Records from a collection of figures:
====================

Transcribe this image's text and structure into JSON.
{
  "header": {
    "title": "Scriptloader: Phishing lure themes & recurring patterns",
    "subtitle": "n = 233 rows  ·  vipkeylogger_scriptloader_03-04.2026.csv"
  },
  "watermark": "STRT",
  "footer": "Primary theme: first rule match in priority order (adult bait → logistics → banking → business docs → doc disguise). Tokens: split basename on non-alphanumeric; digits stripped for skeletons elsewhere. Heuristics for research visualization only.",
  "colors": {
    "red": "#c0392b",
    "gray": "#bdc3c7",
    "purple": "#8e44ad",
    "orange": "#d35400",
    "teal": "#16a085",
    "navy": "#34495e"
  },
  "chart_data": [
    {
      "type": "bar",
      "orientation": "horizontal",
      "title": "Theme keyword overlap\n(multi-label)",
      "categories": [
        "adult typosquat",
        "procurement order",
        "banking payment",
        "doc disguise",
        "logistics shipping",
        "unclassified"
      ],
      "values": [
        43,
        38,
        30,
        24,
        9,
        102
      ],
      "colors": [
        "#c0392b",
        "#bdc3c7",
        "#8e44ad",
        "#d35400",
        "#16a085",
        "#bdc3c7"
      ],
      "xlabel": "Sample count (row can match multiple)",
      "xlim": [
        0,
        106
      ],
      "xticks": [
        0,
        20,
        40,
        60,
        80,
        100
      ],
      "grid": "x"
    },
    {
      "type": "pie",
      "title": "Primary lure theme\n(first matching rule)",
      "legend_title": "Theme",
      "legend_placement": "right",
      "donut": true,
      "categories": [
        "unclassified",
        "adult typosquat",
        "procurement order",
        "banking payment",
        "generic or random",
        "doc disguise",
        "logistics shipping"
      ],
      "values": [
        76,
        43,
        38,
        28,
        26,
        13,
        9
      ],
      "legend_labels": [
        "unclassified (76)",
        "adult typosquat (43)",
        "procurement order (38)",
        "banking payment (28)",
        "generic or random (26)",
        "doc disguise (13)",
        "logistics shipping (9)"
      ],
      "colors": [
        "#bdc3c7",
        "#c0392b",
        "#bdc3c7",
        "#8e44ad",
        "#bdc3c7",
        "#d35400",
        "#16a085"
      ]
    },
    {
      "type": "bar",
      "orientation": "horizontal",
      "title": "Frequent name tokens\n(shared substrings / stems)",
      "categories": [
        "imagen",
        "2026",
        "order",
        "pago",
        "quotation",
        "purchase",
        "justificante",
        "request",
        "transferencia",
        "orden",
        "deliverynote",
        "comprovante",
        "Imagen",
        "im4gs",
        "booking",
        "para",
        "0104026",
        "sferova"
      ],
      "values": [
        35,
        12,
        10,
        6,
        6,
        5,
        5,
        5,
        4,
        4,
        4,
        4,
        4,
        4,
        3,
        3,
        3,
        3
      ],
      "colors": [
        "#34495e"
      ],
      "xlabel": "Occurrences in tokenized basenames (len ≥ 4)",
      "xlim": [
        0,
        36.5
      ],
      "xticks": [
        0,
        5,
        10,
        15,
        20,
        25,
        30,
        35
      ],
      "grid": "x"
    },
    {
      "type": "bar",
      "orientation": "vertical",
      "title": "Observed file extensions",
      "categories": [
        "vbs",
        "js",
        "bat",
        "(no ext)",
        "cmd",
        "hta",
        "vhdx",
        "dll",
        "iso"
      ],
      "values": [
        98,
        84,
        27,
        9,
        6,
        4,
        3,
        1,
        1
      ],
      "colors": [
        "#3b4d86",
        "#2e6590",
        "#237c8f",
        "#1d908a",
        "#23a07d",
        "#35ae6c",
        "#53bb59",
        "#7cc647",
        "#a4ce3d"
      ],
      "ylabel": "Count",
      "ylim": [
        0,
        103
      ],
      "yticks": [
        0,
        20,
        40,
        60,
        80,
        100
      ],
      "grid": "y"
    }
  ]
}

====================

Work to complete »
Show every line from the listing above in which the string "shipping" appears.

Solution to this exercise »
        "logistics shipping",
        "logistics shipping"
        "logistics shipping (9)"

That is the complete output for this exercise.